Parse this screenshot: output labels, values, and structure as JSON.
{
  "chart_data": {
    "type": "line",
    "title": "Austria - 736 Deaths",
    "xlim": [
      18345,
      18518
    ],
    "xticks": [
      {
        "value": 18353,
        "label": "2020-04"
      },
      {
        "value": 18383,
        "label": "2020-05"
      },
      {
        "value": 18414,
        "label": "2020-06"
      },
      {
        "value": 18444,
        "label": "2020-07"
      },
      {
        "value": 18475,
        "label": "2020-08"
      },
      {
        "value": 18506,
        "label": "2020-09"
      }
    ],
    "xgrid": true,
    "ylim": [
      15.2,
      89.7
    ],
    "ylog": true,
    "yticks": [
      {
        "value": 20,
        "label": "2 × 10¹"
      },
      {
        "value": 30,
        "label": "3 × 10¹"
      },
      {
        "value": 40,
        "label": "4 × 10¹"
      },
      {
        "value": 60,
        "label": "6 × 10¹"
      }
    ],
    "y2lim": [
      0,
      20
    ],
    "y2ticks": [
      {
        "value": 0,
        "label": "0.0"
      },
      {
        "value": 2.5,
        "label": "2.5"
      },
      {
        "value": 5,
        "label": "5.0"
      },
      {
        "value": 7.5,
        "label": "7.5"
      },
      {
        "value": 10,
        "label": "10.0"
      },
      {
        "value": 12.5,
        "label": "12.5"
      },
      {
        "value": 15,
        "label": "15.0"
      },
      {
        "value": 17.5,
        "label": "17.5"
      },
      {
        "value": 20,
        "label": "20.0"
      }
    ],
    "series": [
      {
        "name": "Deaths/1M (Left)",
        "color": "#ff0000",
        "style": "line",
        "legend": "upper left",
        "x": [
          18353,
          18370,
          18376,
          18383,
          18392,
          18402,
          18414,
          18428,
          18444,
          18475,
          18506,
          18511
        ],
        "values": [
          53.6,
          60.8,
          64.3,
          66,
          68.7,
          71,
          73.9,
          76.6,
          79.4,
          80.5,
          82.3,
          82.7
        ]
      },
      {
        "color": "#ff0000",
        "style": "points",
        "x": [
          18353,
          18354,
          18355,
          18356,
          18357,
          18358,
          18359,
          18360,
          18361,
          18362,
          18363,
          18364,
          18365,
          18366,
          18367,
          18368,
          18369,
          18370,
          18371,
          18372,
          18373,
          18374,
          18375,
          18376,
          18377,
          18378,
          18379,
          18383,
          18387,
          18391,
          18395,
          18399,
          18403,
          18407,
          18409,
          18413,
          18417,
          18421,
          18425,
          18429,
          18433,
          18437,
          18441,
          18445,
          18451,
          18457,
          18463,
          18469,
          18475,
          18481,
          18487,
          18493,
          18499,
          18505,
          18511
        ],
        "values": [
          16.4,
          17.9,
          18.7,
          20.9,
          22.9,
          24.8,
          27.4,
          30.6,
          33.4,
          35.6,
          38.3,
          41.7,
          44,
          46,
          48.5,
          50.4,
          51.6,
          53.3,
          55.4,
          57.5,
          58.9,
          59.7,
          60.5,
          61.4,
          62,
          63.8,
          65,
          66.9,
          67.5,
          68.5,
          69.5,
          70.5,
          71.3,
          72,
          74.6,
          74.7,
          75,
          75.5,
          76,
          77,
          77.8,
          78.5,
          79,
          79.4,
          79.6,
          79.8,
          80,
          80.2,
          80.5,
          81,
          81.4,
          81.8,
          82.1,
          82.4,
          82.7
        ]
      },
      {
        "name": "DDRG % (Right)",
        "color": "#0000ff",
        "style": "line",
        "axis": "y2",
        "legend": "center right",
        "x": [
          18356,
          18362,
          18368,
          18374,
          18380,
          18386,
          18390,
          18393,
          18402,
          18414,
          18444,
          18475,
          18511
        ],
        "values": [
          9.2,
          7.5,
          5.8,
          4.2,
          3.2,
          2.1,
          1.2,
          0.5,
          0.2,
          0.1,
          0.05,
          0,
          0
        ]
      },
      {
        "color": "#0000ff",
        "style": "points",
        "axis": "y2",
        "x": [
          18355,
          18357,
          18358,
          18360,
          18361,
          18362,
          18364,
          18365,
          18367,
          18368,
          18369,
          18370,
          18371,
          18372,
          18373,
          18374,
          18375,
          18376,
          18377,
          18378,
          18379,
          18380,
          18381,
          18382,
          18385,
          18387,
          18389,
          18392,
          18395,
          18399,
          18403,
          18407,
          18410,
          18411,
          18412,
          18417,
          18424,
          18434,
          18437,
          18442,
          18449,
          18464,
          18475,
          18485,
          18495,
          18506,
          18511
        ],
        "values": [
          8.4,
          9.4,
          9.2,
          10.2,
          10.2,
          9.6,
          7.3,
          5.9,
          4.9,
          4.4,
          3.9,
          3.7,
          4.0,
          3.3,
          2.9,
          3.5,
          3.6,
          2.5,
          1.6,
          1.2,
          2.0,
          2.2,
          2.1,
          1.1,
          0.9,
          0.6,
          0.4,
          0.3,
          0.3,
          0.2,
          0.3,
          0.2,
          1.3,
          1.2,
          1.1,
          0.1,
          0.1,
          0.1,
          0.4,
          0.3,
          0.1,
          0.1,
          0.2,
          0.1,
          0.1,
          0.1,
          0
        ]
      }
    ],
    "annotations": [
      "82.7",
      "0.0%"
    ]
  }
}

*-*-*

• _Task requirements_:
Output the listing above word for word.

• _Result of the task_:
Parse this screenshot: output labels, values, and structure as JSON.
{
  "chart_data": {
    "type": "line",
    "title": "Austria - 736 Deaths",
    "xlim": [
      18345,
      18518
    ],
    "xticks": [
      {
        "value": 18353,
        "label": "2020-04"
      },
      {
        "value": 18383,
        "label": "2020-05"
      },
      {
        "value": 18414,
        "label": "2020-06"
      },
      {
        "value": 18444,
        "label": "2020-07"
      },
      {
        "value": 18475,
        "label": "2020-08"
      },
      {
        "value": 18506,
        "label": "2020-09"
      }
    ],
    "xgrid": true,
    "ylim": [
      15.2,
      89.7
    ],
    "ylog": true,
    "yticks": [
      {
        "value": 20,
        "label": "2 × 10¹"
      },
      {
        "value": 30,
        "label": "3 × 10¹"
      },
      {
        "value": 40,
        "label": "4 × 10¹"
      },
      {
        "value": 60,
        "label": "6 × 10¹"
      }
    ],
    "y2lim": [
      0,
      20
    ],
    "y2ticks": [
      {
        "value": 0,
        "label": "0.0"
      },
      {
        "value": 2.5,
        "label": "2.5"
      },
      {
        "value": 5,
        "label": "5.0"
      },
      {
        "value": 7.5,
        "label": "7.5"
      },
      {
        "value": 10,
        "label": "10.0"
      },
      {
        "value": 12.5,
        "label": "12.5"
      },
      {
        "value": 15,
        "label": "15.0"
      },
      {
        "value": 17.5,
        "label": "17.5"
      },
      {
        "value": 20,
        "label": "20.0"
      }
    ],
    "series": [
      {
        "name": "Deaths/1M (Left)",
        "color": "#ff0000",
        "style": "line",
        "legend": "upper left",
        "x": [
          18353,
          18370,
          18376,
          18383,
          18392,
          18402,
          18414,
          18428,
          18444,
          18475,
          18506,
          18511
        ],
        "values": [
          53.6,
          60.8,
          64.3,
          66,
          68.7,
          71,
          73.9,
          76.6,
          79.4,
          80.5,
          82.3,
          82.7
        ]
      },
      {
        "color": "#ff0000",
        "style": "points",
        "x": [
          18353,
          18354,
          18355,
          18356,
          18357,
          18358,
          18359,
          18360,
          18361,
          18362,
          18363,
          18364,
          18365,
          18366,
          18367,
          18368,
          18369,
          18370,
          18371,
          18372,
          18373,
          18374,
          18375,
          18376,
          18377,
          18378,
          18379,
          18383,
          18387,
          18391,
          18395,
          18399,
          18403,
          18407,
          18409,
          18413,
          18417,
          18421,
          18425,
          18429,
          18433,
          18437,
          18441,
          18445,
          18451,
          18457,
          18463,
          18469,
          18475,
          18481,
          18487,
          18493,
          18499,
          18505,
          18511
        ],
        "values": [
          16.4,
          17.9,
          18.7,
          20.9,
          22.9,
          24.8,
          27.4,
          30.6,
          33.4,
          35.6,
          38.3,
          41.7,
          44,
          46,
          48.5,
          50.4,
          51.6,
          53.3,
          55.4,
          57.5,
          58.9,
          59.7,
          60.5,
          61.4,
          62,
          63.8,
          65,
          66.9,
          67.5,
          68.5,
          69.5,
          70.5,
          71.3,
          72,
          74.6,
          74.7,
          75,
          75.5,
          76,
          77,
          77.8,
          78.5,
          79,
          79.4,
          79.6,
          79.8,
          80,
          80.2,
          80.5,
          81,
          81.4,
          81.8,
          82.1,
          82.4,
          82.7
        ]
      },
      {
        "name": "DDRG % (Right)",
        "color": "#0000ff",
        "style": "line",
        "axis": "y2",
        "legend": "center right",
        "x": [
          18356,
          18362,
          18368,
          18374,
          18380,
          18386,
          18390,
          18393,
          18402,
          18414,
          18444,
          18475,
          18511
        ],
        "values": [
          9.2,
          7.5,
          5.8,
          4.2,
          3.2,
          2.1,
          1.2,
          0.5,
          0.2,
          0.1,
          0.05,
          0,
          0
        ]
      },
      {
        "color": "#0000ff",
        "style": "points",
        "axis": "y2",
        "x": [
          18355,
          18357,
          18358,
          18360,
          18361,
          18362,
          18364,
          18365,
          18367,
          18368,
          18369,
          18370,
          18371,
          18372,
          18373,
          18374,
          18375,
          18376,
          18377,
          18378,
          18379,
          18380,
          18381,
          18382,
          18385,
          18387,
          18389,
          18392,
          18395,
          18399,
          18403,
          18407,
          18410,
          18411,
          18412,
          18417,
          18424,
          18434,
          18437,
          18442,
          18449,
          18464,
          18475,
          18485,
          18495,
          18506,
          18511
        ],
        "values": [
          8.4,
          9.4,
          9.2,
          10.2,
          10.2,
          9.6,
          7.3,
          5.9,
          4.9,
          4.4,
          3.9,
          3.7,
          4.0,
          3.3,
          2.9,
          3.5,
          3.6,
          2.5,
          1.6,
          1.2,
          2.0,
          2.2,
          2.1,
          1.1,
          0.9,
          0.6,
          0.4,
          0.3,
          0.3,
          0.2,
          0.3,
          0.2,
          1.3,
          1.2,
          1.1,
          0.1,
          0.1,
          0.1,
          0.4,
          0.3,
          0.1,
          0.1,
          0.2,
          0.1,
          0.1,
          0.1,
          0
        ]
      }
    ],
    "annotations": [
      "82.7",
      "0.0%"
    ]
  }
}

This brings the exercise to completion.